# AIM OF THE EXERCISE
Your answer should be a single number: the count of lines that hold the word "JSON".

# RECORDS TO USE
<<<<

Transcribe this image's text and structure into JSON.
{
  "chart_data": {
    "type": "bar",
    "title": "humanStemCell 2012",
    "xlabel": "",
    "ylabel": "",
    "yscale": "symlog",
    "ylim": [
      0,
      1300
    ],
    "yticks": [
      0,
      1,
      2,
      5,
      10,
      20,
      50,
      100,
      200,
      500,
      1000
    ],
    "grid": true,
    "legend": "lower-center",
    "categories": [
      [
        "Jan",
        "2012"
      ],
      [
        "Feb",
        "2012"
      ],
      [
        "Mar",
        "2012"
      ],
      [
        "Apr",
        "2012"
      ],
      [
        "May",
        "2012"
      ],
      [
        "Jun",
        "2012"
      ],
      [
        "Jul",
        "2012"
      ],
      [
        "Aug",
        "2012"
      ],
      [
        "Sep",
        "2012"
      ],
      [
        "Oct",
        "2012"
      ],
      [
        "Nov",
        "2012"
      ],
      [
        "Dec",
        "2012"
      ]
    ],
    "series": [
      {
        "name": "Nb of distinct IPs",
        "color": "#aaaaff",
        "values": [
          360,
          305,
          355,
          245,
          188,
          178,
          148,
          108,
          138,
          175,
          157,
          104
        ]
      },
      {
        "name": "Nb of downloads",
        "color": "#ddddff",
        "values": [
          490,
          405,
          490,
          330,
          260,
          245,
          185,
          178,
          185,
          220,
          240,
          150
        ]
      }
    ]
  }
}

>>>>
<<<<

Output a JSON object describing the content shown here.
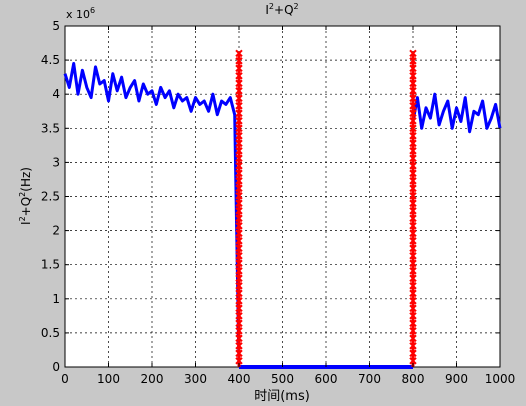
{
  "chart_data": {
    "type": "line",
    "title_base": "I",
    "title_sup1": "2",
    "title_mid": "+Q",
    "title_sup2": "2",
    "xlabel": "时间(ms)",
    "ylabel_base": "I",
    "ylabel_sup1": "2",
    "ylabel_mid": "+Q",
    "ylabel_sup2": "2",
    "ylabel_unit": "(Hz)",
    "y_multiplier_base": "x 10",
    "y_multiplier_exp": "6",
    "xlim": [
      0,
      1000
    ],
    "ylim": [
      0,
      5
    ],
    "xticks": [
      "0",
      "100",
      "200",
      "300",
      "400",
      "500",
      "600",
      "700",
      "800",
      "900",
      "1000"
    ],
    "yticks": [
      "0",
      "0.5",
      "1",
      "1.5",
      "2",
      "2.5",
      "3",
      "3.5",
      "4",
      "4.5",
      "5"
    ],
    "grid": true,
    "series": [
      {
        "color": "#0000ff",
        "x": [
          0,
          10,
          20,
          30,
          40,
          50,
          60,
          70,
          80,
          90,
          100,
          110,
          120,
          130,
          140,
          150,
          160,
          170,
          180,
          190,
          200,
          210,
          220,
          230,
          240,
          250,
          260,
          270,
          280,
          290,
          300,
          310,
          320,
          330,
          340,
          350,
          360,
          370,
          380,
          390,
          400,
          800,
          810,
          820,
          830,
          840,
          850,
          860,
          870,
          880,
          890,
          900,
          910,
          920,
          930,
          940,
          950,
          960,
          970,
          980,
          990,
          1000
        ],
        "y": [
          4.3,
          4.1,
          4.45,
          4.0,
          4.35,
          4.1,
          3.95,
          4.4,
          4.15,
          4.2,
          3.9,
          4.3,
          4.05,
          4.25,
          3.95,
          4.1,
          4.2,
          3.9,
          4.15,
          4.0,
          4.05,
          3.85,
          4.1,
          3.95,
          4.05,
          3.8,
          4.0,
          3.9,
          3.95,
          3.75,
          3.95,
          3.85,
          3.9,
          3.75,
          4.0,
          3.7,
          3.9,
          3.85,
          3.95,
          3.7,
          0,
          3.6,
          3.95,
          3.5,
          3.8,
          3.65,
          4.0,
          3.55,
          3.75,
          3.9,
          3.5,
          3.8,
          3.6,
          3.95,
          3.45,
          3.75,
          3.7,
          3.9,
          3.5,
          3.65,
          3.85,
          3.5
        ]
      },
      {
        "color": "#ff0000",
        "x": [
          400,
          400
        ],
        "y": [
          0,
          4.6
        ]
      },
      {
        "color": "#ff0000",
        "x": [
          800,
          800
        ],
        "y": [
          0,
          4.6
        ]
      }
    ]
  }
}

>>>>

# OUTPUT OF THE TASK
2